→ DIRECTIONS FOR THIS TASK
Filter these entries so that only lines with the word "Synergy" remain.

→ AVAILABLE RECORDS
◇ ◇ ◇

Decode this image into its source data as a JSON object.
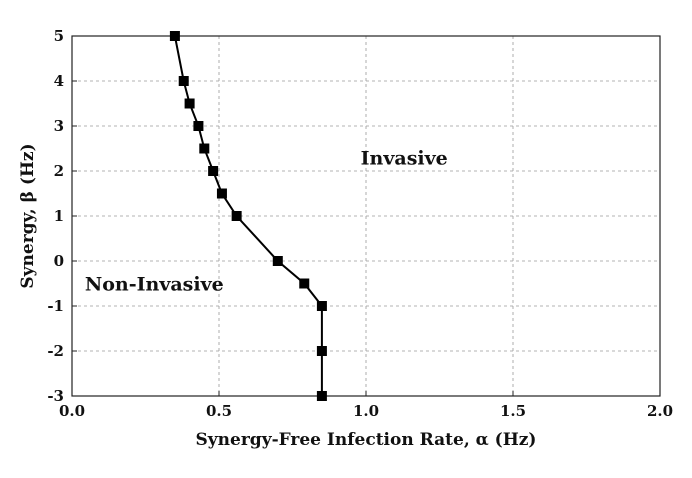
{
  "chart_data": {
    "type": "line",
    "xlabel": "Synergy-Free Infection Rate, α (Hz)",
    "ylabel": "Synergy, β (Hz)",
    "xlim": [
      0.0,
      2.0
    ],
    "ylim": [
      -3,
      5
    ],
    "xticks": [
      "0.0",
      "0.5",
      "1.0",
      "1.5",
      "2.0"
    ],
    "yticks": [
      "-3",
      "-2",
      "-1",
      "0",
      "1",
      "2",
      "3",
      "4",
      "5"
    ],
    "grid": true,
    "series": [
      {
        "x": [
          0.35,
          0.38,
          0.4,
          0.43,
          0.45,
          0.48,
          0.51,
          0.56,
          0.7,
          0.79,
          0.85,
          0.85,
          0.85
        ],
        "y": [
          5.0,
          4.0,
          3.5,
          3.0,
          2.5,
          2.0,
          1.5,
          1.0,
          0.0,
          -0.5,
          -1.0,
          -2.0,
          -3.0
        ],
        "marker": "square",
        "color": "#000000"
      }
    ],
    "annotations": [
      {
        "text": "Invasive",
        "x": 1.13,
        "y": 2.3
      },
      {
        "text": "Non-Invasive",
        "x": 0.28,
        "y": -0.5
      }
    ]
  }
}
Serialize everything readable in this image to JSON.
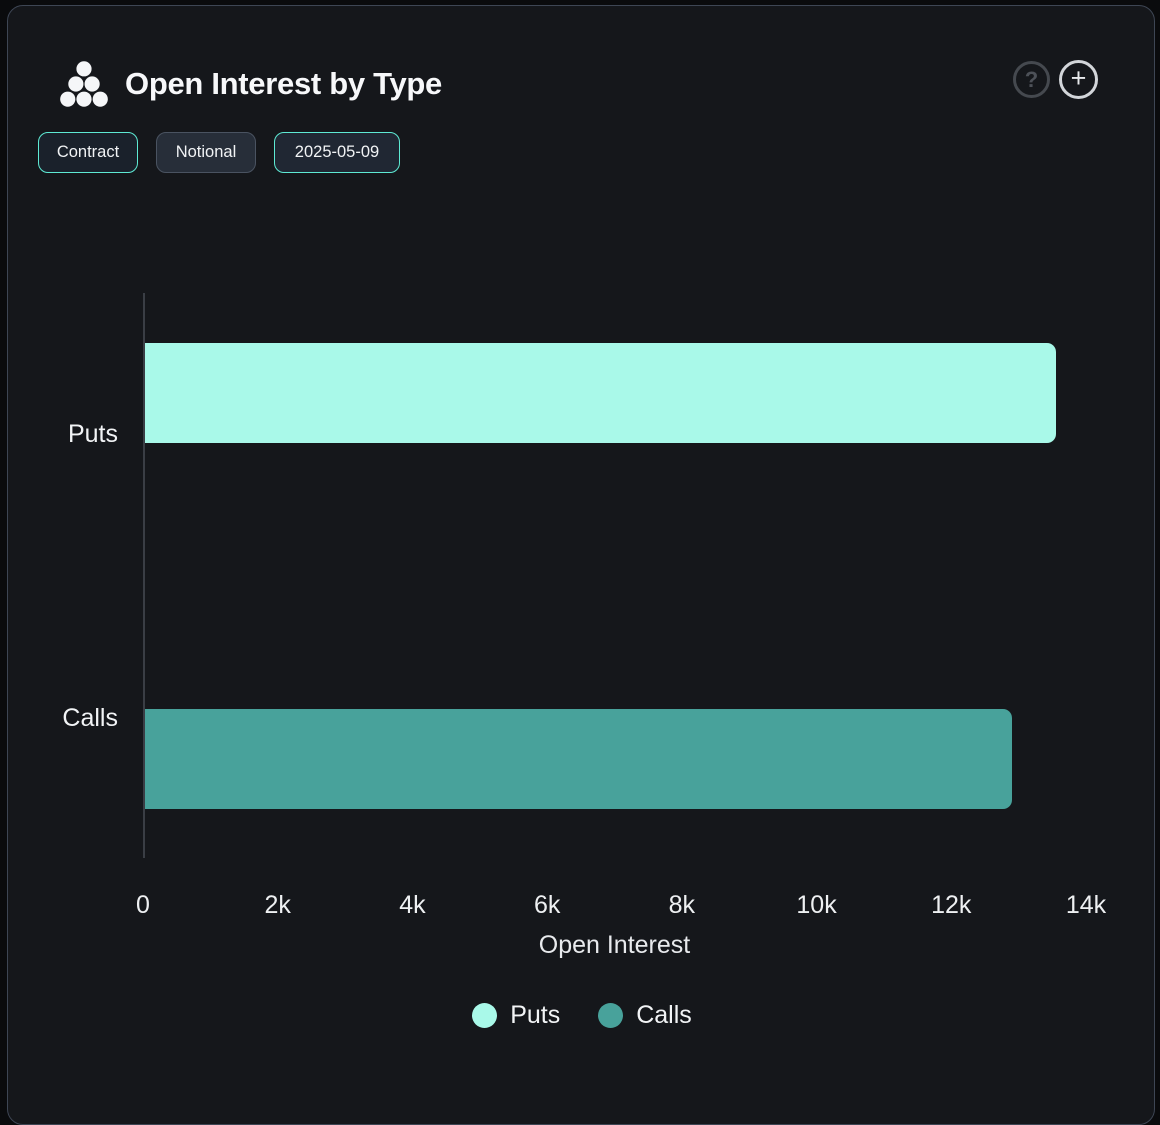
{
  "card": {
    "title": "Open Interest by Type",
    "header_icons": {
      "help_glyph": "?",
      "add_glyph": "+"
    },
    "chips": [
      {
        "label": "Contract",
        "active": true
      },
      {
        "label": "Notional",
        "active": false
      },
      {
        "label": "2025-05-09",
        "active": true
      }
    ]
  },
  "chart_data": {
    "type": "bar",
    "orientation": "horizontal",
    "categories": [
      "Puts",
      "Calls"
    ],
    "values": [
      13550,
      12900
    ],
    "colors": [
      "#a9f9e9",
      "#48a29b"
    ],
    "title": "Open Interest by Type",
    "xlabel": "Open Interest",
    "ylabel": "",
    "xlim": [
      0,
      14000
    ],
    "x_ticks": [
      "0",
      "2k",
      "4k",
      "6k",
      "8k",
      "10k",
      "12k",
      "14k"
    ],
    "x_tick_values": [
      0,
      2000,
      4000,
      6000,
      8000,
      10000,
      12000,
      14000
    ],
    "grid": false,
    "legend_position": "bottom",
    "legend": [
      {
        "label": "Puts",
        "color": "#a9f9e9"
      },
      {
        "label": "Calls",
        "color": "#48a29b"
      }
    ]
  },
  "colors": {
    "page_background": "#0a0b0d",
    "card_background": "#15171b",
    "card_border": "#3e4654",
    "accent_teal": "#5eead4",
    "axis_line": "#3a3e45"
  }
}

◇ ◇ ◇

→ CORRECT ANSWER
    "xlabel": "Synergy-Free Infection Rate, α (Hz)",
    "ylabel": "Synergy, β (Hz)",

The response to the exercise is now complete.